- _Instructions to follow_
Each line containing the word "환자복을" must be reported.
## start Dataset rows
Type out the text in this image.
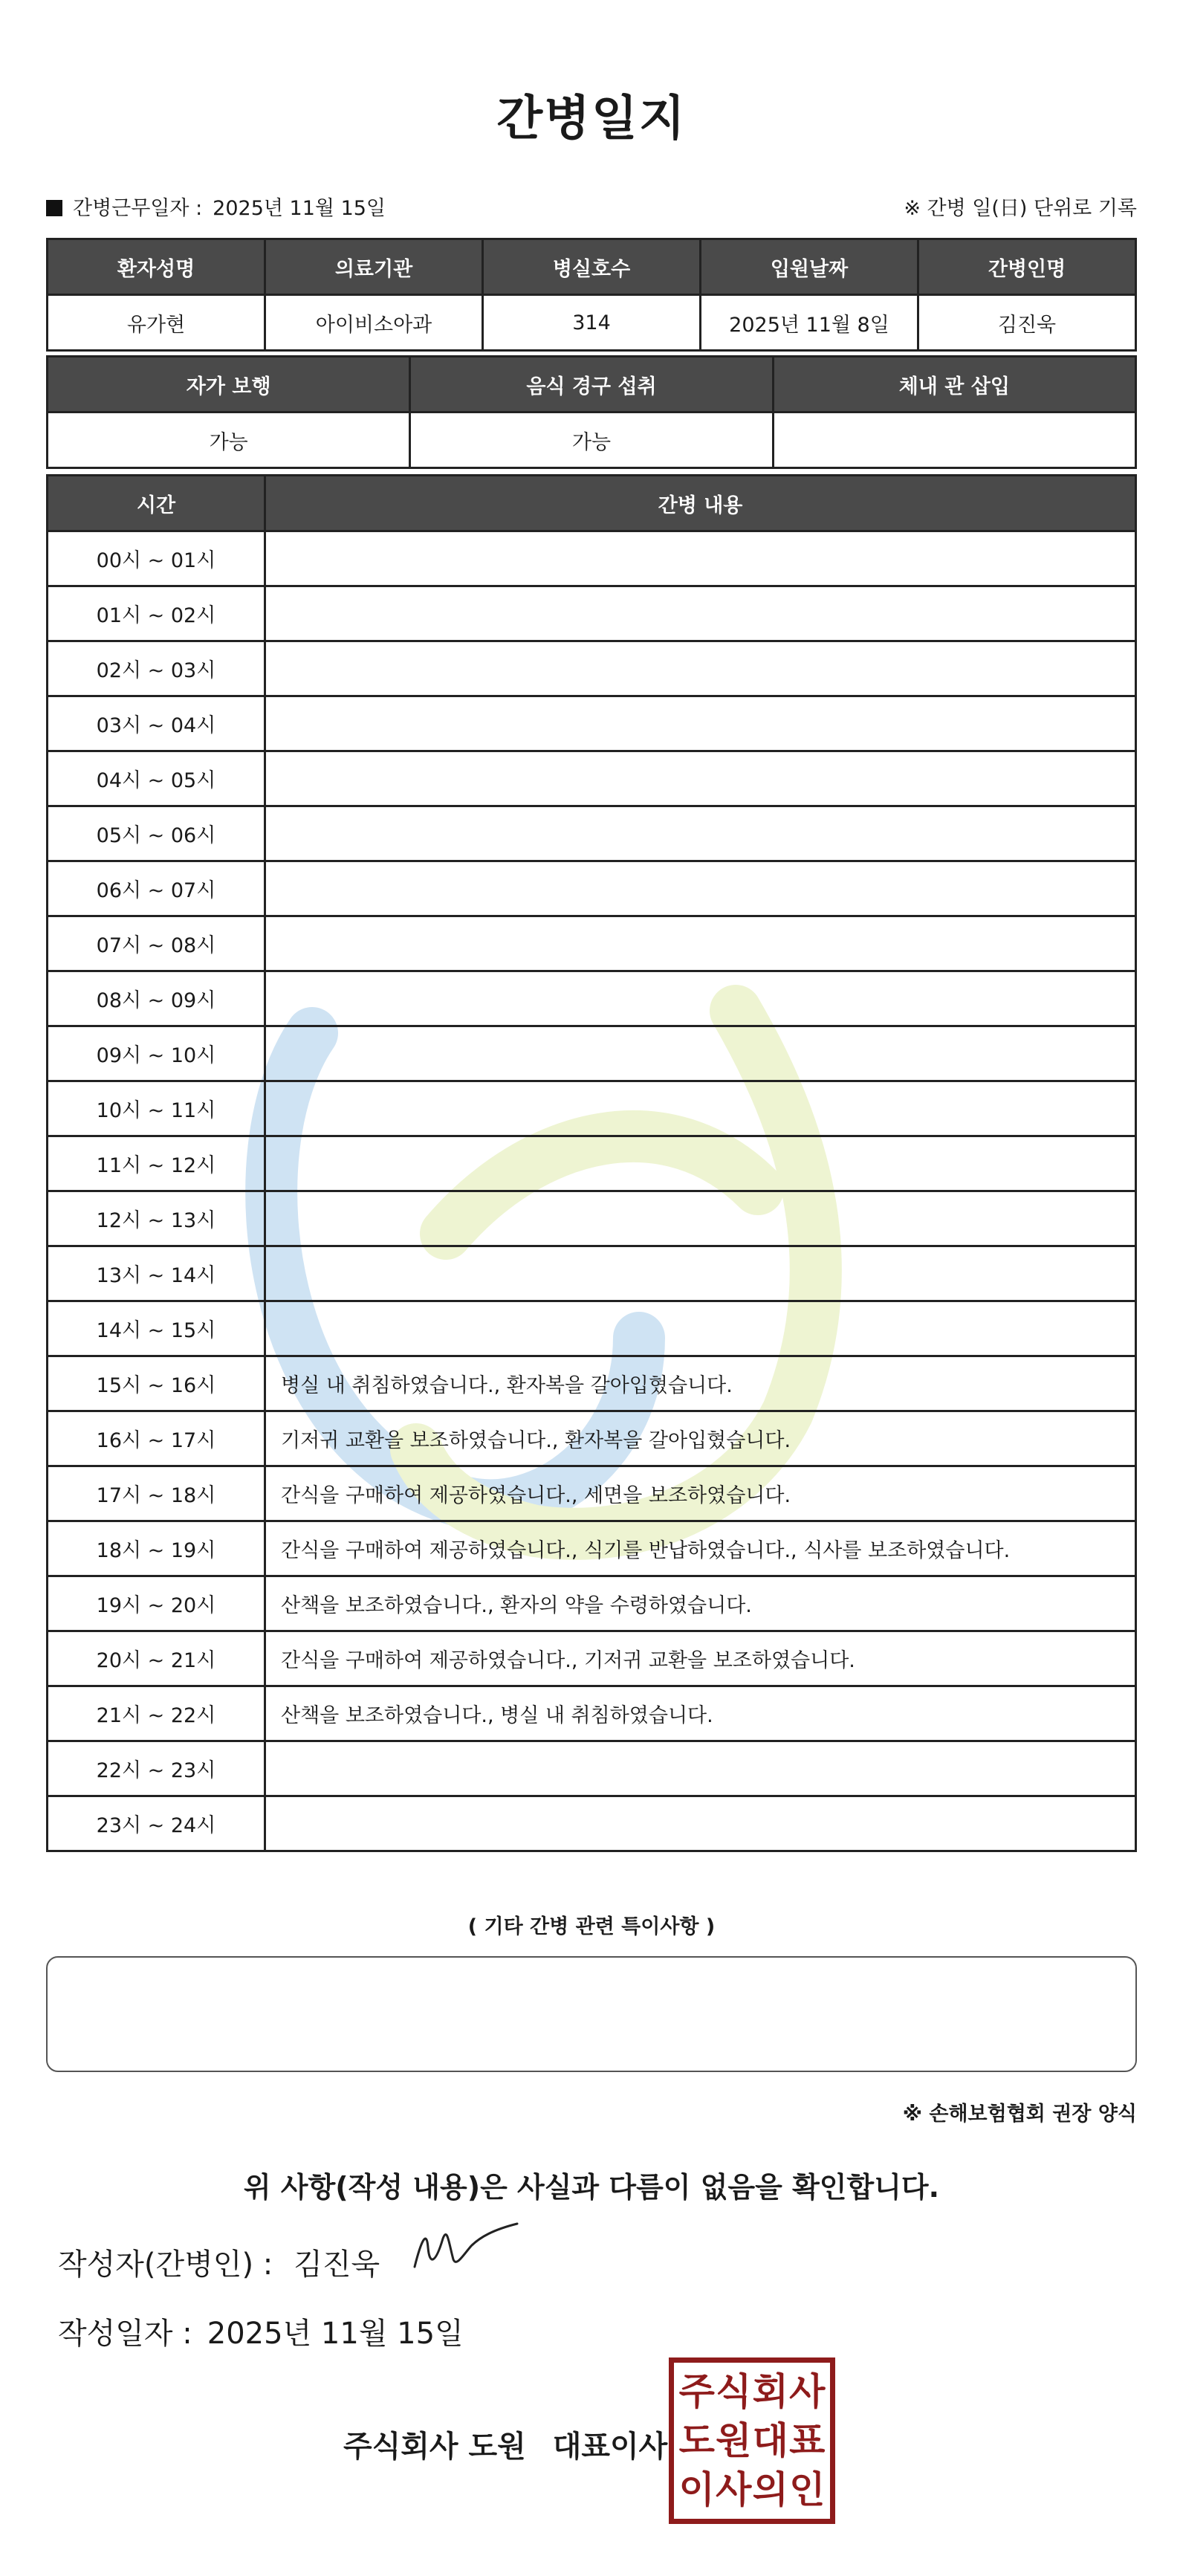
간병일지
간병근무일자 : 2025년 11월 15일	※ 간병 일(日) 단위로 기록
환자성명	의료기관	병실호수	입원날짜	간병인명
유가현	아이비소아과	314	2025년 11월 8일	김진욱
자가 보행	음식 경구 섭취	체내 관 삽입
가능	가능	
시간	간병 내용
00시 ~ 01시	
01시 ~ 02시	
02시 ~ 03시	
03시 ~ 04시	
04시 ~ 05시	
05시 ~ 06시	
06시 ~ 07시	
07시 ~ 08시	
08시 ~ 09시	
09시 ~ 10시	
10시 ~ 11시	
11시 ~ 12시	
12시 ~ 13시	
13시 ~ 14시	
14시 ~ 15시	
15시 ~ 16시	병실 내 취침하였습니다., 환자복을 갈아입혔습니다.
16시 ~ 17시	기저귀 교환을 보조하였습니다., 환자복을 갈아입혔습니다.
17시 ~ 18시	간식을 구매하여 제공하였습니다., 세면을 보조하였습니다.
18시 ~ 19시	간식을 구매하여 제공하였습니다., 식기를 반납하였습니다., 식사를 보조하였습니다.
19시 ~ 20시	산책을 보조하였습니다., 환자의 약을 수령하였습니다.
20시 ~ 21시	간식을 구매하여 제공하였습니다., 기저귀 교환을 보조하였습니다.
21시 ~ 22시	산책을 보조하였습니다., 병실 내 취침하였습니다.
22시 ~ 23시	
23시 ~ 24시	
( 기타 간병 관련 특이사항 )
※ 손해보험협회 권장 양식
위 사항(작성 내용)은 사실과 다름이 없음을 확인합니다.
작성자(간병인) : 김진욱
작성일자 : 2025년 11월 15일
주식회사 도원 대표이사
주 식 회 사
도 원 대 표
이 사 의 인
## end Dataset rows
- _Written response_
15시 ~ 16시	병실 내 취침하였습니다., 환자복을 갈아입혔습니다.
16시 ~ 17시	기저귀 교환을 보조하였습니다., 환자복을 갈아입혔습니다.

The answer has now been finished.